If you need any further example, who can forget what John Setka, now the CFMEU Victorian state secretary, said to a crowd of 100 people outside the Australian Building and Construction Commission offices? Directing his comments to the public servants working at the Australian Building and Construction Commission, this CFMEU official said:

And just for the task force, or ‘Rats’, ‘Dogs’ whatever they are—

he is referring to the inspectors, the public servants, employed by the Australian Building and Construction Commission—

just to remember one thing, when this is all over and they don’t exist anymore, they’ve got to work elsewhere and we will remember them 'cause we know every—

they really do swear a lot these union officials—

one of them; We'll never forget 'em.

EXERCISES TO COMPLETE
1: In the passage on John Setka's remarks, swap "public servants" for "government employees" in the part starting with "If you need" and going on through "never forget 'em.".
2: In the passage on John Setka's remarks, what reason does Setka give for saying the union will remember the task force inspectors? Answer in one to three sentences.
3: Write what comes next in the passage on John Setka's remarks, picking up after its final sentence.

DATA SHOWN

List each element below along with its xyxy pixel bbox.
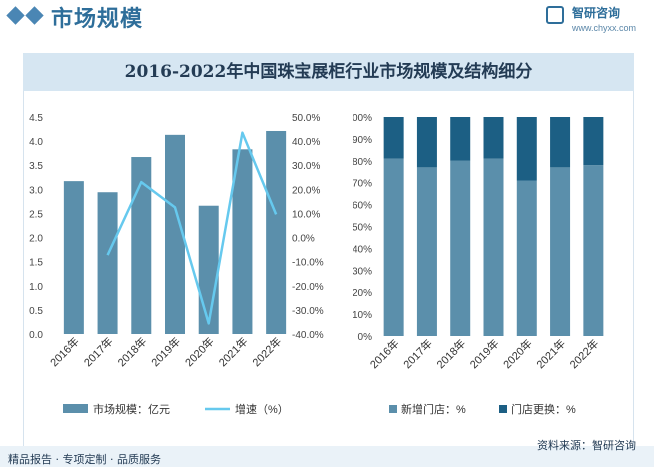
y-tick-label: 50% xyxy=(353,223,372,234)
bar-new-stores xyxy=(383,158,404,336)
bar-store-replacement xyxy=(483,117,504,159)
bar-market-size xyxy=(97,192,118,334)
y-tick-label: 0% xyxy=(358,332,373,343)
x-tick-label: 2022年 xyxy=(249,334,284,369)
y-tick-label: 40% xyxy=(353,244,372,255)
chart-title: 2016-2022年中国珠宝展柜行业市场规模及结构细分 xyxy=(124,62,533,82)
legend-swatch-new-stores xyxy=(389,405,397,413)
bar-store-replacement xyxy=(416,117,437,168)
bar-store-replacement xyxy=(516,117,537,181)
x-tick-label: 2018年 xyxy=(114,334,149,369)
bar-store-replacement xyxy=(383,117,404,159)
footer-slogan: 精品报告 · 专项定制 · 品质服务 xyxy=(8,453,161,466)
bar-market-size xyxy=(131,157,152,334)
y-tick-label: 60% xyxy=(353,201,372,212)
brand: 智研咨询 www.chyxx.com xyxy=(545,4,636,33)
bar-new-stores xyxy=(450,160,471,336)
y2-tick-label: -40.0% xyxy=(292,330,324,341)
bar-new-stores xyxy=(516,180,537,336)
bar-market-size xyxy=(63,181,84,334)
y2-tick-label: 40.0% xyxy=(292,137,320,148)
y-tick-label: 2.5 xyxy=(29,209,43,220)
bar-store-replacement xyxy=(550,117,571,168)
x-tick-label: 2021年 xyxy=(533,336,568,371)
bar-market-size xyxy=(165,134,185,334)
growth-line xyxy=(106,131,278,325)
bar-market-size xyxy=(232,149,253,334)
x-tick-label: 2019年 xyxy=(148,334,183,369)
x-tick-label: 2022年 xyxy=(566,336,601,371)
y2-tick-label: 30.0% xyxy=(292,161,320,172)
y-tick-label: 20% xyxy=(353,288,372,299)
footer-band xyxy=(0,446,654,467)
y-tick-label: 2.0 xyxy=(29,234,43,245)
x-tick-label: 2017年 xyxy=(81,334,116,369)
header-diamond-icon xyxy=(25,6,44,25)
brand-logo-icon xyxy=(545,6,564,24)
x-tick-label: 2021年 xyxy=(216,334,251,369)
y-tick-label: 4.0 xyxy=(29,137,43,148)
y-tick-label: 1.0 xyxy=(29,282,43,293)
x-tick-label: 2020年 xyxy=(500,336,535,371)
y2-tick-label: 20.0% xyxy=(292,185,320,196)
y-tick-label: 30% xyxy=(353,266,372,277)
y-tick-label: 70% xyxy=(353,179,372,190)
y-tick-label: 0.0 xyxy=(29,330,43,341)
y2-tick-label: 10.0% xyxy=(292,209,320,220)
y2-tick-label: 0.0% xyxy=(292,234,315,245)
y-tick-label: 3.0 xyxy=(29,185,43,196)
y2-tick-label: -10.0% xyxy=(292,258,324,269)
brand-name: 智研咨询 xyxy=(571,6,620,20)
y-tick-label: 1.5 xyxy=(29,258,43,269)
y-tick-label: 0.5 xyxy=(29,306,43,317)
y2-tick-label: 50.0% xyxy=(292,113,320,124)
bar-new-stores xyxy=(583,165,604,336)
bar-market-size xyxy=(266,130,287,334)
legend-label-market-size: 市场规模：亿元 xyxy=(93,402,170,416)
y2-tick-label: -20.0% xyxy=(292,282,324,293)
bar-new-stores xyxy=(416,167,437,336)
bar-market-size xyxy=(198,205,219,334)
bar-store-replacement xyxy=(583,117,604,166)
x-tick-label: 2016年 xyxy=(47,334,82,369)
structure-chart: 0%10%20%30%40%50%60%70%80%90%100%2016年20… xyxy=(353,113,604,416)
x-tick-label: 2017年 xyxy=(400,336,435,371)
x-tick-label: 2019年 xyxy=(467,336,502,371)
legend-swatch-store-replacement xyxy=(499,405,507,413)
footer-source: 资料来源：智研咨询 xyxy=(537,439,636,452)
section-title: 市场规模 xyxy=(51,7,144,32)
y-tick-label: 4.5 xyxy=(29,113,43,124)
y-tick-label: 80% xyxy=(353,157,372,168)
bar-new-stores xyxy=(550,167,571,336)
y-tick-label: 10% xyxy=(353,310,372,321)
y2-tick-label: -30.0% xyxy=(292,306,324,317)
x-tick-label: 2020年 xyxy=(182,334,217,369)
legend-label-new-stores: 新增门店：% xyxy=(401,402,466,416)
bar-store-replacement xyxy=(450,117,471,161)
x-tick-label: 2016年 xyxy=(367,336,402,371)
market-size-chart: 0.0 0.5 1.0 1.5 2.0 2.5 3.0 3.5 4.0 4.5 -40.0% -30.… xyxy=(29,113,324,416)
legend-label-growth: 增速（%） xyxy=(235,402,289,416)
legend-swatch-market-size xyxy=(63,404,88,413)
legend-label-store-replacement: 门店更换：% xyxy=(511,402,576,416)
bar-new-stores xyxy=(483,158,504,336)
y-tick-label: 100% xyxy=(353,113,372,124)
page-header: 市场规模 智研咨询 www.chyxx.com xyxy=(0,0,654,44)
brand-url: www.chyxx.com xyxy=(571,23,636,33)
chart-title-band xyxy=(23,53,634,91)
y-tick-label: 3.5 xyxy=(29,161,43,172)
x-tick-label: 2018年 xyxy=(433,336,468,371)
y-tick-label: 90% xyxy=(353,135,372,146)
header-diamond-icon xyxy=(6,6,25,25)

ANSWERS
1:
If you need any further example, who can forget what John Setka, now the CFMEU Victorian state secretary, said to a crowd of 100 people outside the Australian Building and Construction Commission offices? Directing his comments to the government employees working at the Australian Building and Construction Commission, this CFMEU official said:

And just for the task force, or ‘Rats’, ‘Dogs’ whatever they are—

he is referring to the inspectors, the government employees, employed by the Australian Building and Construction Commission—

just to remember one thing, when this is all over and they don’t exist anymore, they’ve got to work elsewhere and we will remember them 'cause we know every—

they really do swear a lot these union officials—

one of them; We'll never forget 'em.

2: Setka says the union will remember them because its people know every one of them. He adds that once the task force no longer exists, those inspectors will have to work elsewhere.

3:
Hindering regulatory powers is something that the CFMEU prides itself on. The former Labor government gave into unions demands and abolished the Australian Building and Construction Commission, replacing it with a severely curtailed version of the regulator in the Fair Work building industry inspectorate. As well as this inspectorate having its power substantially curtailed, it faced significant reductions in funding and cuts to staffing of around 30 per cent. In closing, I totally support this bill and the reintroduction of the Australian Building and Construction Commission. It is certainly needed so that we can cut down on the misbehaviour and the bad behaviour of the CFMEU.